> **STATED TASK**: Below are the records; pull every line that includes "Zimtrolle".

> **DATA SECTION**:
☆ ☆ ☆ ☆ ☆

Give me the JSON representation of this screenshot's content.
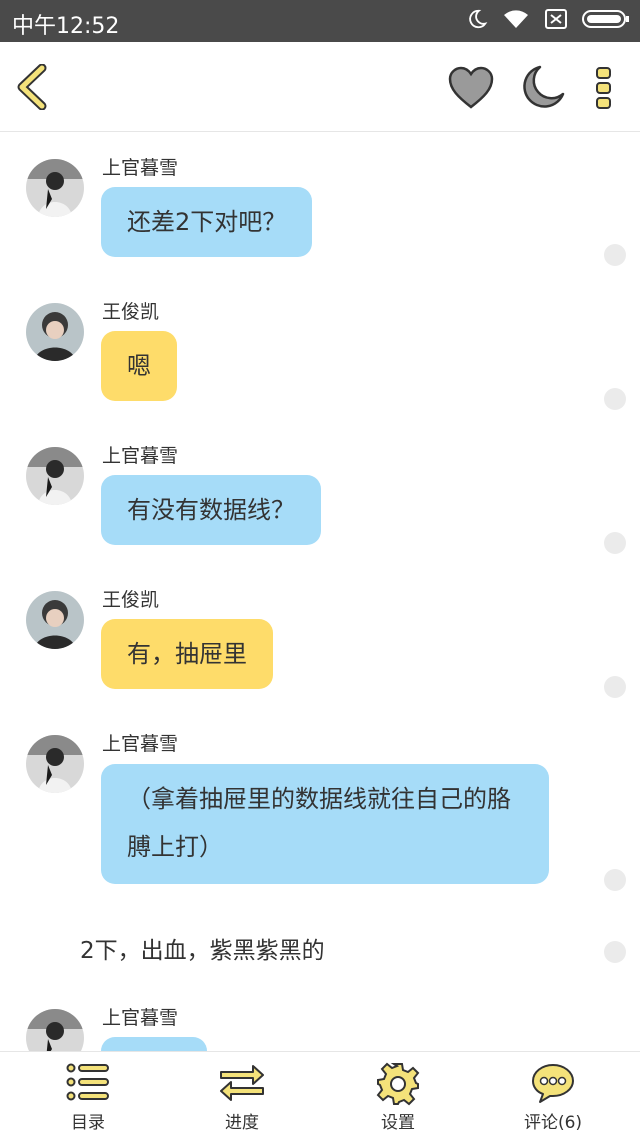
{
  "status_bar": {
    "time": "中午12:52"
  },
  "colors": {
    "blue_bubble": "#a6dcf8",
    "yellow_bubble": "#fedc6a",
    "icon_yellow": "#f4e27a",
    "icon_gray": "#9a9a9a"
  },
  "icons": {
    "back": "chevron-left-icon",
    "like": "heart-icon",
    "night_mode": "moon-icon",
    "more": "more-vertical-icon"
  },
  "messages": [
    {
      "sender": "上官暮雪",
      "text": "还差2下对吧？",
      "color": "blue"
    },
    {
      "sender": "王俊凯",
      "text": "嗯",
      "color": "yellow"
    },
    {
      "sender": "上官暮雪",
      "text": "有没有数据线？",
      "color": "blue"
    },
    {
      "sender": "王俊凯",
      "text": "有，抽屉里",
      "color": "yellow"
    },
    {
      "sender": "上官暮雪",
      "text": "（拿着抽屉里的数据线就往自己的胳膊上打）",
      "color": "blue"
    },
    {
      "narration": "2下，出血，紫黑紫黑的"
    },
    {
      "sender": "上官暮雪",
      "text": "",
      "color": "blue"
    }
  ],
  "bottom_tabs": [
    {
      "label": "目录",
      "icon": "list-icon"
    },
    {
      "label": "进度",
      "icon": "swap-arrows-icon"
    },
    {
      "label": "设置",
      "icon": "gear-icon"
    },
    {
      "label": "评论(6)",
      "icon": "comment-icon"
    }
  ]
}
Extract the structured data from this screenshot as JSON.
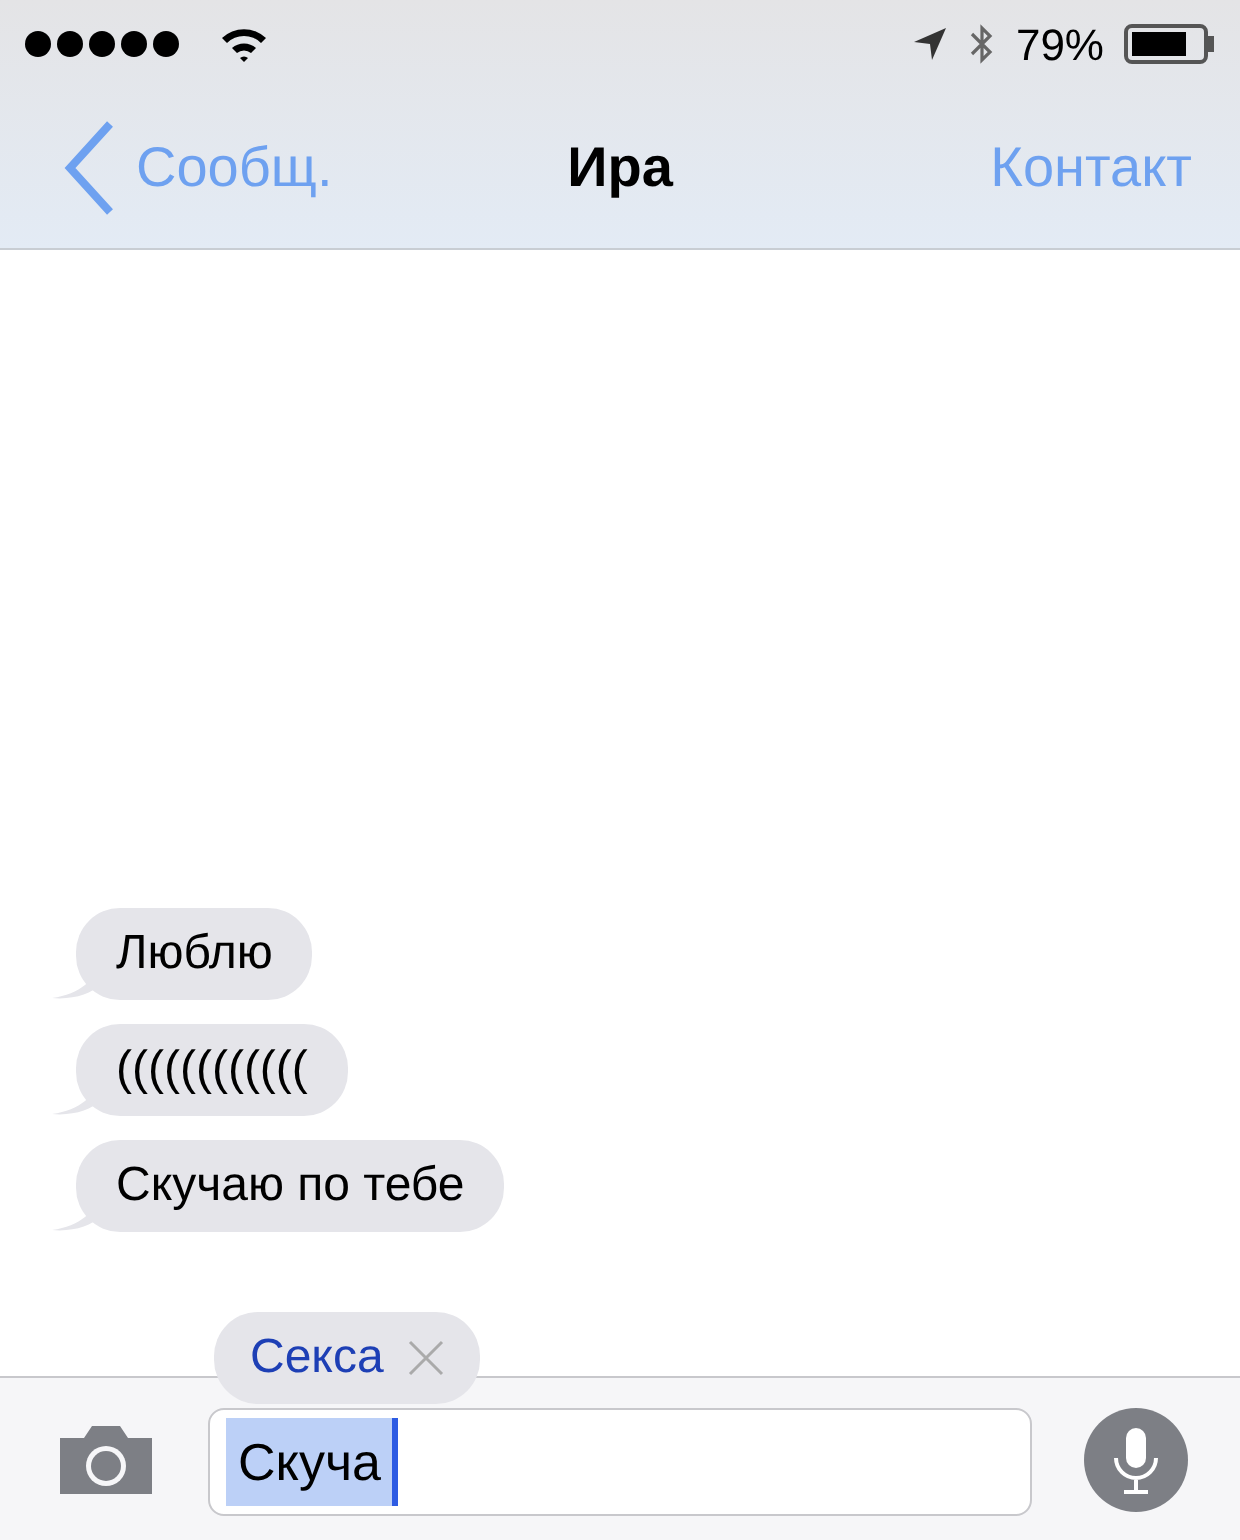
{
  "status_bar": {
    "battery": "79%"
  },
  "nav": {
    "back": "Сообщ.",
    "title": "Ира",
    "action": "Контакт"
  },
  "messages": [
    {
      "text": "Люблю"
    },
    {
      "text": "(((((((((((("
    },
    {
      "text": "Скучаю по тебе"
    }
  ],
  "suggestion": {
    "text": "Секса"
  },
  "input": {
    "value": "Скуча",
    "highlighted": true
  }
}
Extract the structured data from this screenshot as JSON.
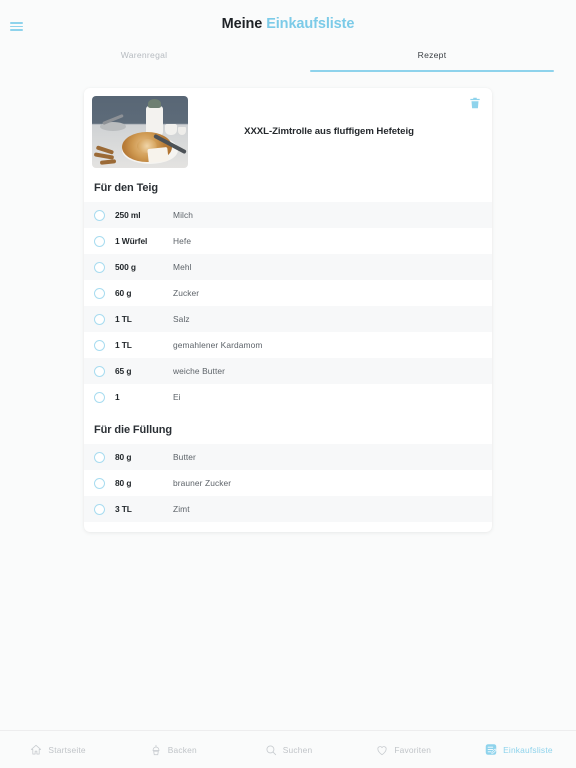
{
  "header": {
    "menu_icon": "hamburger-menu-icon",
    "title_primary": "Meine",
    "title_accent": "Einkaufsliste"
  },
  "tabs": [
    {
      "label": "Warenregal",
      "active": false
    },
    {
      "label": "Rezept",
      "active": true
    }
  ],
  "recipe": {
    "title": "XXXL-Zimtrolle aus fluffigem Hefeteig",
    "image_alt": "XXXL-Zimtrolle Kuchen auf Teller mit Zimtstangen",
    "delete_icon": "trash-icon",
    "sections": [
      {
        "heading": "Für den Teig",
        "ingredients": [
          {
            "quantity": "250 ml",
            "name": "Milch"
          },
          {
            "quantity": "1 Würfel",
            "name": "Hefe"
          },
          {
            "quantity": "500 g",
            "name": "Mehl"
          },
          {
            "quantity": "60 g",
            "name": "Zucker"
          },
          {
            "quantity": "1 TL",
            "name": "Salz"
          },
          {
            "quantity": "1 TL",
            "name": "gemahlener Kardamom"
          },
          {
            "quantity": "65 g",
            "name": "weiche Butter"
          },
          {
            "quantity": "1",
            "name": "Ei"
          }
        ]
      },
      {
        "heading": "Für die Füllung",
        "ingredients": [
          {
            "quantity": "80 g",
            "name": "Butter"
          },
          {
            "quantity": "80 g",
            "name": "brauner Zucker"
          },
          {
            "quantity": "3 TL",
            "name": "Zimt"
          }
        ]
      }
    ]
  },
  "bottom_nav": [
    {
      "label": "Startseite",
      "icon": "home-icon",
      "active": false
    },
    {
      "label": "Backen",
      "icon": "cupcake-icon",
      "active": false
    },
    {
      "label": "Suchen",
      "icon": "search-icon",
      "active": false
    },
    {
      "label": "Favoriten",
      "icon": "heart-icon",
      "active": false
    },
    {
      "label": "Einkaufsliste",
      "icon": "shopping-list-icon",
      "active": true
    }
  ],
  "colors": {
    "accent": "#8ed3ec",
    "title_dark": "#1e2226",
    "page_background": "#fafbfb",
    "card_background": "#ffffff",
    "row_stripe": "#f7f8f9",
    "inactive_text": "#c0c4c8"
  }
}
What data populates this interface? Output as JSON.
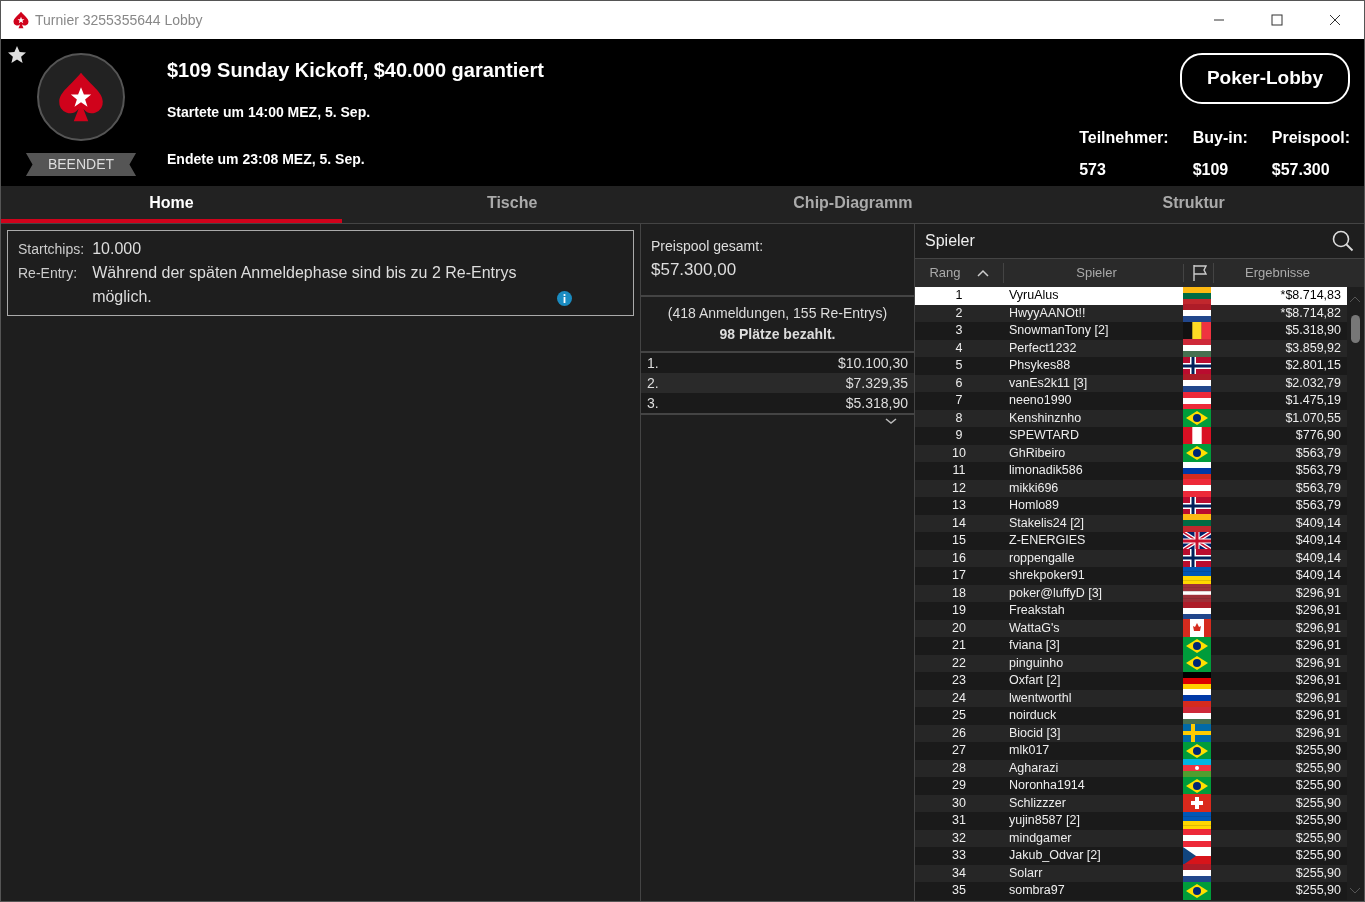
{
  "window": {
    "title": "Turnier 3255355644 Lobby"
  },
  "header": {
    "favorite": false,
    "status": "BEENDET",
    "title": "$109 Sunday Kickoff, $40.000 garantiert",
    "started": "Startete um 14:00 MEZ, 5. Sep.",
    "ended": "Endete um 23:08 MEZ, 5. Sep.",
    "lobby_button": "Poker-Lobby",
    "stats": [
      {
        "label": "Teilnehmer:",
        "value": "573"
      },
      {
        "label": "Buy-in:",
        "value": "$109"
      },
      {
        "label": "Preispool:",
        "value": "$57.300"
      }
    ]
  },
  "tabs": [
    {
      "label": "Home",
      "selected": true
    },
    {
      "label": "Tische",
      "selected": false
    },
    {
      "label": "Chip-Diagramm",
      "selected": false
    },
    {
      "label": "Struktur",
      "selected": false
    }
  ],
  "info": [
    {
      "label": "Startchips:",
      "value": "10.000",
      "info_icon": false
    },
    {
      "label": "Re-Entry:",
      "value": "Während der späten Anmeldephase sind bis zu 2 Re-Entrys möglich.",
      "info_icon": true
    }
  ],
  "prizepool": {
    "label": "Preispool gesamt:",
    "total": "$57.300,00",
    "entries": "(418 Anmeldungen, 155 Re-Entrys)",
    "paid": "98 Plätze bezahlt.",
    "places": [
      {
        "place": "1.",
        "amount": "$10.100,30"
      },
      {
        "place": "2.",
        "amount": "$7.329,35"
      },
      {
        "place": "3.",
        "amount": "$5.318,90"
      }
    ]
  },
  "players": {
    "title": "Spieler",
    "columns": [
      "Rang",
      "Spieler",
      "Ergebnisse"
    ],
    "rows": [
      {
        "rank": "1",
        "name": "VyruAlus",
        "kind": "lt",
        "result": "*$8.714,83",
        "selected": true
      },
      {
        "rank": "2",
        "name": "HwyyAANOt!!",
        "kind": "nl",
        "result": "*$8.714,82",
        "selected": false
      },
      {
        "rank": "3",
        "name": "SnowmanTony [2]",
        "kind": "be",
        "result": "$5.318,90",
        "selected": false
      },
      {
        "rank": "4",
        "name": "Perfect1232",
        "kind": "hu",
        "result": "$3.859,92",
        "selected": false
      },
      {
        "rank": "5",
        "name": "Phsykes88",
        "kind": "no",
        "result": "$2.801,15",
        "selected": false
      },
      {
        "rank": "6",
        "name": "vanEs2k11 [3]",
        "kind": "nl",
        "result": "$2.032,79",
        "selected": false
      },
      {
        "rank": "7",
        "name": "neeno1990",
        "kind": "at",
        "result": "$1.475,19",
        "selected": false
      },
      {
        "rank": "8",
        "name": "Kenshinznho",
        "kind": "br",
        "result": "$1.070,55",
        "selected": false
      },
      {
        "rank": "9",
        "name": "SPEWTARD",
        "kind": "pe",
        "result": "$776,90",
        "selected": false
      },
      {
        "rank": "10",
        "name": "GhRibeiro",
        "kind": "br",
        "result": "$563,79",
        "selected": false
      },
      {
        "rank": "11",
        "name": "limonadik586",
        "kind": "ru",
        "result": "$563,79",
        "selected": false
      },
      {
        "rank": "12",
        "name": "mikki696",
        "kind": "at",
        "result": "$563,79",
        "selected": false
      },
      {
        "rank": "13",
        "name": "Homlo89",
        "kind": "no",
        "result": "$563,79",
        "selected": false
      },
      {
        "rank": "14",
        "name": "Stakelis24 [2]",
        "kind": "lt",
        "result": "$409,14",
        "selected": false
      },
      {
        "rank": "15",
        "name": "Z-ENERGIES",
        "kind": "gb",
        "result": "$409,14",
        "selected": false
      },
      {
        "rank": "16",
        "name": "roppengalle",
        "kind": "no",
        "result": "$409,14",
        "selected": false
      },
      {
        "rank": "17",
        "name": "shrekpoker91",
        "kind": "ua",
        "result": "$409,14",
        "selected": false
      },
      {
        "rank": "18",
        "name": "poker@luffyD [3]",
        "kind": "lv",
        "result": "$296,91",
        "selected": false
      },
      {
        "rank": "19",
        "name": "Freakstah",
        "kind": "nl",
        "result": "$296,91",
        "selected": false
      },
      {
        "rank": "20",
        "name": "WattaG's",
        "kind": "ca",
        "result": "$296,91",
        "selected": false
      },
      {
        "rank": "21",
        "name": "fviana [3]",
        "kind": "br",
        "result": "$296,91",
        "selected": false
      },
      {
        "rank": "22",
        "name": "pinguinho",
        "kind": "br",
        "result": "$296,91",
        "selected": false
      },
      {
        "rank": "23",
        "name": "Oxfart [2]",
        "kind": "de",
        "result": "$296,91",
        "selected": false
      },
      {
        "rank": "24",
        "name": "lwentworthl",
        "kind": "ru",
        "result": "$296,91",
        "selected": false
      },
      {
        "rank": "25",
        "name": "noirduck",
        "kind": "hu",
        "result": "$296,91",
        "selected": false
      },
      {
        "rank": "26",
        "name": "Biocid [3]",
        "kind": "se",
        "result": "$296,91",
        "selected": false
      },
      {
        "rank": "27",
        "name": "mlk017",
        "kind": "br",
        "result": "$255,90",
        "selected": false
      },
      {
        "rank": "28",
        "name": "Agharazi",
        "kind": "az",
        "result": "$255,90",
        "selected": false
      },
      {
        "rank": "29",
        "name": "Noronha1914",
        "kind": "br",
        "result": "$255,90",
        "selected": false
      },
      {
        "rank": "30",
        "name": "Schlizzzer",
        "kind": "ch",
        "result": "$255,90",
        "selected": false
      },
      {
        "rank": "31",
        "name": "yujin8587 [2]",
        "kind": "ua",
        "result": "$255,90",
        "selected": false
      },
      {
        "rank": "32",
        "name": "mindgamer",
        "kind": "at",
        "result": "$255,90",
        "selected": false
      },
      {
        "rank": "33",
        "name": "Jakub_Odvar [2]",
        "kind": "cz",
        "result": "$255,90",
        "selected": false
      },
      {
        "rank": "34",
        "name": "Solarr",
        "kind": "nl",
        "result": "$255,90",
        "selected": false
      },
      {
        "rank": "35",
        "name": "sombra97",
        "kind": "br",
        "result": "$255,90",
        "selected": false
      }
    ]
  }
}
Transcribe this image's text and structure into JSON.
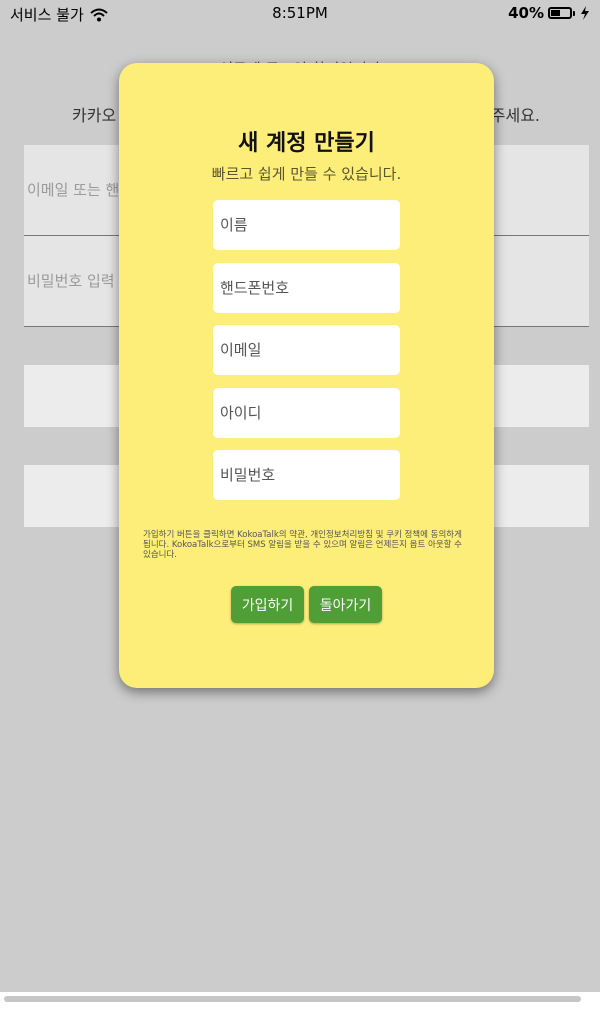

☆ ☆ ☆ ☆ ☆

> **RESULT FOR THIS EXERCISE**:
    "title": "XXXL-Zimtrolle aus fluffigem Hefeteig",
    "image_alt": "XXXL-Zimtrolle Kuchen auf Teller mit Zimtstangen",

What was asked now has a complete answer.